▶ **AIM**:
Repeat each entry exactly and drop the pictures.

▶ **Dataset listings of figures**:

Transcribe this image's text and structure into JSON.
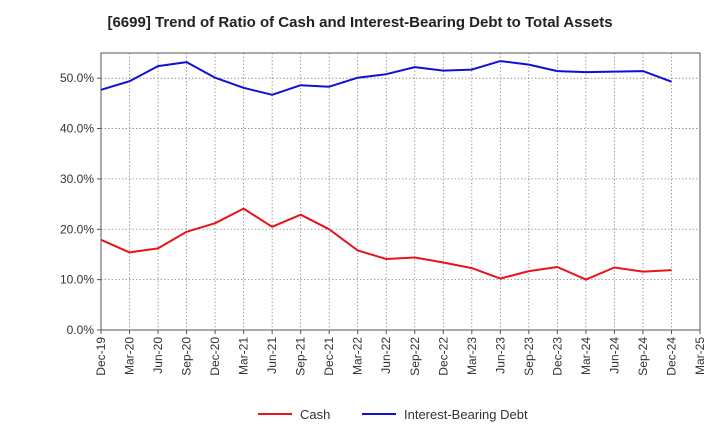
{
  "chart_data": {
    "type": "line",
    "title": "[6699]  Trend of Ratio of Cash and Interest-Bearing Debt to Total Assets",
    "xlabel": "",
    "ylabel": "",
    "ylim": [
      0,
      55
    ],
    "y_ticks": [
      0,
      10,
      20,
      30,
      40,
      50
    ],
    "y_tick_labels": [
      "0.0%",
      "10.0%",
      "20.0%",
      "30.0%",
      "40.0%",
      "50.0%"
    ],
    "categories": [
      "Dec-19",
      "Mar-20",
      "Jun-20",
      "Sep-20",
      "Dec-20",
      "Mar-21",
      "Jun-21",
      "Sep-21",
      "Dec-21",
      "Mar-22",
      "Jun-22",
      "Sep-22",
      "Dec-22",
      "Mar-23",
      "Jun-23",
      "Sep-23",
      "Dec-23",
      "Mar-24",
      "Jun-24",
      "Sep-24",
      "Dec-24",
      "Mar-25"
    ],
    "grid": true,
    "legend_position": "bottom",
    "series": [
      {
        "name": "Cash",
        "color": "#e8141a",
        "values": [
          17.9,
          15.4,
          16.2,
          19.5,
          21.2,
          24.1,
          20.5,
          22.9,
          20.0,
          15.8,
          14.1,
          14.4,
          13.4,
          12.3,
          10.2,
          11.7,
          12.5,
          10.0,
          12.4,
          11.6,
          11.9,
          null
        ]
      },
      {
        "name": "Interest-Bearing Debt",
        "color": "#1010d4",
        "values": [
          47.7,
          49.4,
          52.4,
          53.2,
          50.1,
          48.1,
          46.7,
          48.6,
          48.3,
          50.1,
          50.8,
          52.2,
          51.5,
          51.7,
          53.4,
          52.7,
          51.4,
          51.2,
          51.3,
          51.4,
          49.3,
          null
        ]
      }
    ]
  }
}
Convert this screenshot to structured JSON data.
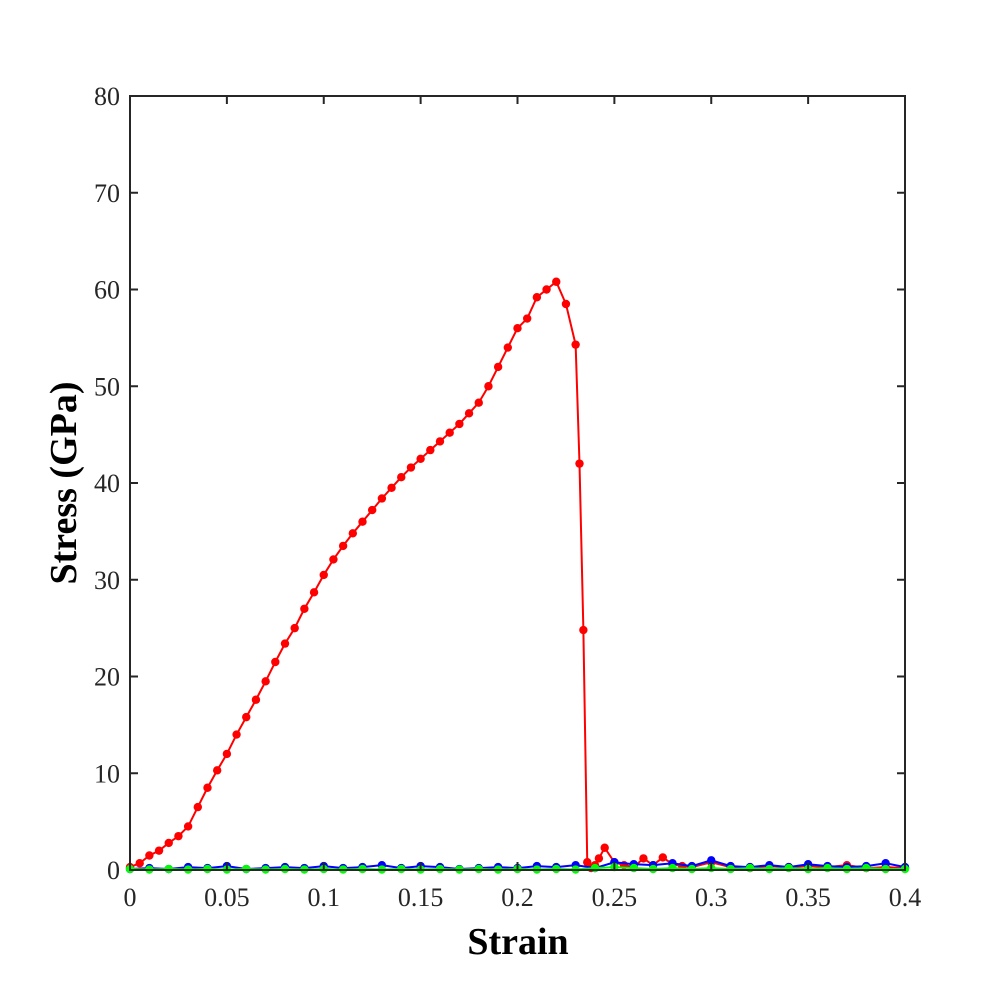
{
  "chart_data": {
    "type": "line",
    "title": "",
    "xlabel": "Strain",
    "ylabel": "Stress (GPa)",
    "xlim": [
      0,
      0.4
    ],
    "ylim": [
      0,
      80
    ],
    "grid": false,
    "legend": "none",
    "x_ticks": [
      0,
      0.05,
      0.1,
      0.15,
      0.2,
      0.25,
      0.3,
      0.35,
      0.4
    ],
    "x_tick_labels": [
      "0",
      "0.05",
      "0.1",
      "0.15",
      "0.2",
      "0.25",
      "0.3",
      "0.35",
      "0.4"
    ],
    "y_ticks": [
      0,
      10,
      20,
      30,
      40,
      50,
      60,
      70,
      80
    ],
    "y_tick_labels": [
      "0",
      "10",
      "20",
      "30",
      "40",
      "50",
      "60",
      "70",
      "80"
    ],
    "series": [
      {
        "color": "#ff0000",
        "x": [
          0,
          0.005,
          0.01,
          0.015,
          0.02,
          0.025,
          0.03,
          0.035,
          0.04,
          0.045,
          0.05,
          0.055,
          0.06,
          0.065,
          0.07,
          0.075,
          0.08,
          0.085,
          0.09,
          0.095,
          0.1,
          0.105,
          0.11,
          0.115,
          0.12,
          0.125,
          0.13,
          0.135,
          0.14,
          0.145,
          0.15,
          0.155,
          0.16,
          0.165,
          0.17,
          0.175,
          0.18,
          0.185,
          0.19,
          0.195,
          0.2,
          0.205,
          0.21,
          0.215,
          0.22,
          0.225,
          0.23,
          0.232,
          0.234,
          0.236,
          0.238,
          0.24,
          0.242,
          0.245,
          0.25,
          0.255,
          0.26,
          0.265,
          0.27,
          0.275,
          0.28,
          0.285,
          0.29,
          0.3,
          0.31,
          0.32,
          0.33,
          0.34,
          0.35,
          0.36,
          0.37,
          0.38,
          0.39,
          0.4
        ],
        "y": [
          0.3,
          0.7,
          1.5,
          2.0,
          2.8,
          3.5,
          4.5,
          6.5,
          8.5,
          10.3,
          12.0,
          14.0,
          15.8,
          17.6,
          19.5,
          21.5,
          23.4,
          25.0,
          27.0,
          28.7,
          30.5,
          32.1,
          33.5,
          34.8,
          36.0,
          37.2,
          38.4,
          39.5,
          40.6,
          41.6,
          42.5,
          43.4,
          44.3,
          45.2,
          46.1,
          47.2,
          48.3,
          50.0,
          52.0,
          54.0,
          56.0,
          57.0,
          59.2,
          60.0,
          60.8,
          58.5,
          54.3,
          42.0,
          24.8,
          0.8,
          0.2,
          0.5,
          1.2,
          2.3,
          0.8,
          0.5,
          0.3,
          1.2,
          0.5,
          1.3,
          0.6,
          0.4,
          0.3,
          0.8,
          0.3,
          0.2,
          0.4,
          0.3,
          0.4,
          0.3,
          0.5,
          0.2,
          0.3,
          0.2
        ]
      },
      {
        "color": "#0000ff",
        "x": [
          0,
          0.01,
          0.02,
          0.03,
          0.04,
          0.05,
          0.06,
          0.07,
          0.08,
          0.09,
          0.1,
          0.11,
          0.12,
          0.13,
          0.14,
          0.15,
          0.16,
          0.17,
          0.18,
          0.19,
          0.2,
          0.21,
          0.22,
          0.23,
          0.24,
          0.25,
          0.26,
          0.27,
          0.28,
          0.29,
          0.3,
          0.31,
          0.32,
          0.33,
          0.34,
          0.35,
          0.36,
          0.37,
          0.38,
          0.39,
          0.4
        ],
        "y": [
          0.1,
          0.2,
          0.1,
          0.3,
          0.2,
          0.4,
          0.1,
          0.2,
          0.3,
          0.2,
          0.4,
          0.2,
          0.3,
          0.5,
          0.2,
          0.4,
          0.3,
          0.1,
          0.2,
          0.3,
          0.2,
          0.4,
          0.3,
          0.5,
          0.2,
          0.8,
          0.6,
          0.5,
          0.7,
          0.4,
          1.0,
          0.4,
          0.3,
          0.5,
          0.3,
          0.6,
          0.4,
          0.3,
          0.4,
          0.7,
          0.3
        ]
      },
      {
        "color": "#00ff00",
        "x": [
          0,
          0.01,
          0.02,
          0.03,
          0.04,
          0.05,
          0.06,
          0.07,
          0.08,
          0.09,
          0.1,
          0.11,
          0.12,
          0.13,
          0.14,
          0.15,
          0.16,
          0.17,
          0.18,
          0.19,
          0.2,
          0.21,
          0.22,
          0.23,
          0.24,
          0.25,
          0.26,
          0.27,
          0.28,
          0.29,
          0.3,
          0.31,
          0.32,
          0.33,
          0.34,
          0.35,
          0.36,
          0.37,
          0.38,
          0.39,
          0.4
        ],
        "y": [
          0.1,
          0.05,
          0.1,
          0.05,
          0.1,
          0.05,
          0.1,
          0.05,
          0.1,
          0.05,
          0.1,
          0.05,
          0.1,
          0.05,
          0.1,
          0.05,
          0.1,
          0.05,
          0.1,
          0.05,
          0.1,
          0.05,
          0.1,
          0.05,
          0.2,
          0.3,
          0.2,
          0.1,
          0.2,
          0.1,
          0.2,
          0.1,
          0.2,
          0.1,
          0.2,
          0.1,
          0.2,
          0.1,
          0.2,
          0.1,
          0.1
        ]
      }
    ]
  }
}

▶ **COMPLETED EXERCISE**:
Transcribe this image's text and structure into JSON.
{
  "chart_data": {
    "type": "line",
    "title": "[6699]  Trend of Ratio of Cash and Interest-Bearing Debt to Total Assets",
    "xlabel": "",
    "ylabel": "",
    "ylim": [
      0,
      55
    ],
    "y_ticks": [
      0,
      10,
      20,
      30,
      40,
      50
    ],
    "y_tick_labels": [
      "0.0%",
      "10.0%",
      "20.0%",
      "30.0%",
      "40.0%",
      "50.0%"
    ],
    "categories": [
      "Dec-19",
      "Mar-20",
      "Jun-20",
      "Sep-20",
      "Dec-20",
      "Mar-21",
      "Jun-21",
      "Sep-21",
      "Dec-21",
      "Mar-22",
      "Jun-22",
      "Sep-22",
      "Dec-22",
      "Mar-23",
      "Jun-23",
      "Sep-23",
      "Dec-23",
      "Mar-24",
      "Jun-24",
      "Sep-24",
      "Dec-24",
      "Mar-25"
    ],
    "grid": true,
    "legend_position": "bottom",
    "series": [
      {
        "name": "Cash",
        "color": "#e8141a",
        "values": [
          17.9,
          15.4,
          16.2,
          19.5,
          21.2,
          24.1,
          20.5,
          22.9,
          20.0,
          15.8,
          14.1,
          14.4,
          13.4,
          12.3,
          10.2,
          11.7,
          12.5,
          10.0,
          12.4,
          11.6,
          11.9,
          null
        ]
      },
      {
        "name": "Interest-Bearing Debt",
        "color": "#1010d4",
        "values": [
          47.7,
          49.4,
          52.4,
          53.2,
          50.1,
          48.1,
          46.7,
          48.6,
          48.3,
          50.1,
          50.8,
          52.2,
          51.5,
          51.7,
          53.4,
          52.7,
          51.4,
          51.2,
          51.3,
          51.4,
          49.3,
          null
        ]
      }
    ]
  }
}
Convert this screenshot to structured JSON data.
{
  "chart_data": {
    "type": "line",
    "title": "",
    "xlabel": "Strain",
    "ylabel": "Stress (GPa)",
    "xlim": [
      0,
      0.4
    ],
    "ylim": [
      0,
      80
    ],
    "grid": false,
    "legend": "none",
    "x_ticks": [
      0,
      0.05,
      0.1,
      0.15,
      0.2,
      0.25,
      0.3,
      0.35,
      0.4
    ],
    "x_tick_labels": [
      "0",
      "0.05",
      "0.1",
      "0.15",
      "0.2",
      "0.25",
      "0.3",
      "0.35",
      "0.4"
    ],
    "y_ticks": [
      0,
      10,
      20,
      30,
      40,
      50,
      60,
      70,
      80
    ],
    "y_tick_labels": [
      "0",
      "10",
      "20",
      "30",
      "40",
      "50",
      "60",
      "70",
      "80"
    ],
    "series": [
      {
        "color": "#ff0000",
        "x": [
          0,
          0.005,
          0.01,
          0.015,
          0.02,
          0.025,
          0.03,
          0.035,
          0.04,
          0.045,
          0.05,
          0.055,
          0.06,
          0.065,
          0.07,
          0.075,
          0.08,
          0.085,
          0.09,
          0.095,
          0.1,
          0.105,
          0.11,
          0.115,
          0.12,
          0.125,
          0.13,
          0.135,
          0.14,
          0.145,
          0.15,
          0.155,
          0.16,
          0.165,
          0.17,
          0.175,
          0.18,
          0.185,
          0.19,
          0.195,
          0.2,
          0.205,
          0.21,
          0.215,
          0.22,
          0.225,
          0.23,
          0.232,
          0.234,
          0.236,
          0.238,
          0.24,
          0.242,
          0.245,
          0.25,
          0.255,
          0.26,
          0.265,
          0.27,
          0.275,
          0.28,
          0.285,
          0.29,
          0.3,
          0.31,
          0.32,
          0.33,
          0.34,
          0.35,
          0.36,
          0.37,
          0.38,
          0.39,
          0.4
        ],
        "y": [
          0.3,
          0.7,
          1.5,
          2.0,
          2.8,
          3.5,
          4.5,
          6.5,
          8.5,
          10.3,
          12.0,
          14.0,
          15.8,
          17.6,
          19.5,
          21.5,
          23.4,
          25.0,
          27.0,
          28.7,
          30.5,
          32.1,
          33.5,
          34.8,
          36.0,
          37.2,
          38.4,
          39.5,
          40.6,
          41.6,
          42.5,
          43.4,
          44.3,
          45.2,
          46.1,
          47.2,
          48.3,
          50.0,
          52.0,
          54.0,
          56.0,
          57.0,
          59.2,
          60.0,
          60.8,
          58.5,
          54.3,
          42.0,
          24.8,
          0.8,
          0.2,
          0.5,
          1.2,
          2.3,
          0.8,
          0.5,
          0.3,
          1.2,
          0.5,
          1.3,
          0.6,
          0.4,
          0.3,
          0.8,
          0.3,
          0.2,
          0.4,
          0.3,
          0.4,
          0.3,
          0.5,
          0.2,
          0.3,
          0.2
        ]
      },
      {
        "color": "#0000ff",
        "x": [
          0,
          0.01,
          0.02,
          0.03,
          0.04,
          0.05,
          0.06,
          0.07,
          0.08,
          0.09,
          0.1,
          0.11,
          0.12,
          0.13,
          0.14,
          0.15,
          0.16,
          0.17,
          0.18,
          0.19,
          0.2,
          0.21,
          0.22,
          0.23,
          0.24,
          0.25,
          0.26,
          0.27,
          0.28,
          0.29,
          0.3,
          0.31,
          0.32,
          0.33,
          0.34,
          0.35,
          0.36,
          0.37,
          0.38,
          0.39,
          0.4
        ],
        "y": [
          0.1,
          0.2,
          0.1,
          0.3,
          0.2,
          0.4,
          0.1,
          0.2,
          0.3,
          0.2,
          0.4,
          0.2,
          0.3,
          0.5,
          0.2,
          0.4,
          0.3,
          0.1,
          0.2,
          0.3,
          0.2,
          0.4,
          0.3,
          0.5,
          0.2,
          0.8,
          0.6,
          0.5,
          0.7,
          0.4,
          1.0,
          0.4,
          0.3,
          0.5,
          0.3,
          0.6,
          0.4,
          0.3,
          0.4,
          0.7,
          0.3
        ]
      },
      {
        "color": "#00ff00",
        "x": [
          0,
          0.01,
          0.02,
          0.03,
          0.04,
          0.05,
          0.06,
          0.07,
          0.08,
          0.09,
          0.1,
          0.11,
          0.12,
          0.13,
          0.14,
          0.15,
          0.16,
          0.17,
          0.18,
          0.19,
          0.2,
          0.21,
          0.22,
          0.23,
          0.24,
          0.25,
          0.26,
          0.27,
          0.28,
          0.29,
          0.3,
          0.31,
          0.32,
          0.33,
          0.34,
          0.35,
          0.36,
          0.37,
          0.38,
          0.39,
          0.4
        ],
        "y": [
          0.1,
          0.05,
          0.1,
          0.05,
          0.1,
          0.05,
          0.1,
          0.05,
          0.1,
          0.05,
          0.1,
          0.05,
          0.1,
          0.05,
          0.1,
          0.05,
          0.1,
          0.05,
          0.1,
          0.05,
          0.1,
          0.05,
          0.1,
          0.05,
          0.2,
          0.3,
          0.2,
          0.1,
          0.2,
          0.1,
          0.2,
          0.1,
          0.2,
          0.1,
          0.2,
          0.1,
          0.2,
          0.1,
          0.2,
          0.1,
          0.1
        ]
      }
    ]
  }
}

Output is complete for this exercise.